DATASET RECORDS:
* BEGIN *

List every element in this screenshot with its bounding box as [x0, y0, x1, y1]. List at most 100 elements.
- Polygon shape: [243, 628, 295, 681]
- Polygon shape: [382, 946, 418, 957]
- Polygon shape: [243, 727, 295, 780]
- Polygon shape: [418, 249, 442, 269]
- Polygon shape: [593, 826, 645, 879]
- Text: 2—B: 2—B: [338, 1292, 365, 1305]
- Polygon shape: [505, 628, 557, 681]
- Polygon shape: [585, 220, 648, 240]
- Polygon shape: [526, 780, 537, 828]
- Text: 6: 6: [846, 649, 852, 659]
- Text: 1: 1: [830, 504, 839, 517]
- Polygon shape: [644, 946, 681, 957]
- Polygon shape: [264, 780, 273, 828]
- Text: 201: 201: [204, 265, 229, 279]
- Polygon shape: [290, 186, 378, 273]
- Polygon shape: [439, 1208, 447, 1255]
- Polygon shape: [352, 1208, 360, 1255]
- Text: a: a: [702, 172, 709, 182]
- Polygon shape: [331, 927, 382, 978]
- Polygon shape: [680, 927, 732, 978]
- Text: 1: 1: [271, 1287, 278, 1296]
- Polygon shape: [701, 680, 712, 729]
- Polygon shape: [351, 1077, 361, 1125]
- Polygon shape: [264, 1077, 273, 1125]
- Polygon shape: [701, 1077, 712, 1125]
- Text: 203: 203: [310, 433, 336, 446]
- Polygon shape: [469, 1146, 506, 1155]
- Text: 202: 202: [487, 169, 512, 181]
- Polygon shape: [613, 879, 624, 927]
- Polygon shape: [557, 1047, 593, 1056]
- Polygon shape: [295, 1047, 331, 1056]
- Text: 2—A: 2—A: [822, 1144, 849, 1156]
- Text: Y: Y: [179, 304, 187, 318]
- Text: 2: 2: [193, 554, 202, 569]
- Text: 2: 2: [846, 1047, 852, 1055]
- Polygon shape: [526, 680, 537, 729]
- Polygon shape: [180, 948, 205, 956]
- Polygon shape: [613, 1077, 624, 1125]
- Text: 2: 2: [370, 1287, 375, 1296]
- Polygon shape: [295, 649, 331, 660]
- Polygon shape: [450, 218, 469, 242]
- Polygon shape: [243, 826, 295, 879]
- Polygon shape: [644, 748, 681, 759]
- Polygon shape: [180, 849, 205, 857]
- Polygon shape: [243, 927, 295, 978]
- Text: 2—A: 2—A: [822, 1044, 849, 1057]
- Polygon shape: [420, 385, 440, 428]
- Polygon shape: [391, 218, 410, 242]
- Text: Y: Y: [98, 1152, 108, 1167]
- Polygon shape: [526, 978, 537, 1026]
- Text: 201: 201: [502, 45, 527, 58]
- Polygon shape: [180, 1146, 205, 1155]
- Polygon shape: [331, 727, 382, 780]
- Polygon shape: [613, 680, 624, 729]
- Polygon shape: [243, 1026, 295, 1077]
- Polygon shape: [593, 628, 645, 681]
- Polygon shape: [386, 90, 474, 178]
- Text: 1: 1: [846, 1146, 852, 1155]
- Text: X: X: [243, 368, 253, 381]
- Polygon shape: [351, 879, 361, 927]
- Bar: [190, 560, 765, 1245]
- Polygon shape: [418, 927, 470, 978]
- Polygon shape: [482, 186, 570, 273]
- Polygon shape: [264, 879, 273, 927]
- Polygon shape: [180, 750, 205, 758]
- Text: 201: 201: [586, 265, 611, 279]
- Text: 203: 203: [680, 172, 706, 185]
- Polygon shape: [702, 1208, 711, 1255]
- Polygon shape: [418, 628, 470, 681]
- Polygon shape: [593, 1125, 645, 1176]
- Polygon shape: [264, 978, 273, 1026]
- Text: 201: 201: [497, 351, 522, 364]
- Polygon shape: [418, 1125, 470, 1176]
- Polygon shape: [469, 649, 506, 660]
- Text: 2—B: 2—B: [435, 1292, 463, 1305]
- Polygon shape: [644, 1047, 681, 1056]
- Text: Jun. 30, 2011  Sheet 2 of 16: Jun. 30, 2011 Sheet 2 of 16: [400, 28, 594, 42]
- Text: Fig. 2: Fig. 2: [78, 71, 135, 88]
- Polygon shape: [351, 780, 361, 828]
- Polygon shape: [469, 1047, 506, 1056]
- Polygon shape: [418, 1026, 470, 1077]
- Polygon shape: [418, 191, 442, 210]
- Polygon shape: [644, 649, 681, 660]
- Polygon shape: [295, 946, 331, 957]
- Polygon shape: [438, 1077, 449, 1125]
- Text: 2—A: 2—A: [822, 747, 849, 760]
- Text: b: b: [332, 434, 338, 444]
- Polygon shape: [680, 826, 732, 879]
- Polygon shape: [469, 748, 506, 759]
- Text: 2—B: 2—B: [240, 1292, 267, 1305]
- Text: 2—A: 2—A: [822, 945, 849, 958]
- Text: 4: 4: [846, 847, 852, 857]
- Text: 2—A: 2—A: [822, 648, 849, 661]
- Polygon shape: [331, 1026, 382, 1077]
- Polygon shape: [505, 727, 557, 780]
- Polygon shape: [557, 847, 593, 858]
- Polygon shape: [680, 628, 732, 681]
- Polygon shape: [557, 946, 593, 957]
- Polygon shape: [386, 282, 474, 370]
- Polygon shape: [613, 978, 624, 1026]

* END *

YOUR INSTRUCTIONS: Show each line of the material above that contains the string "screenshot", treating uppercase and lowercase letters as distinct.

FULL OUTPUT:
List every element in this screenshot with its bounding box as [x0, y0, x1, y1]. List at most 100 elements.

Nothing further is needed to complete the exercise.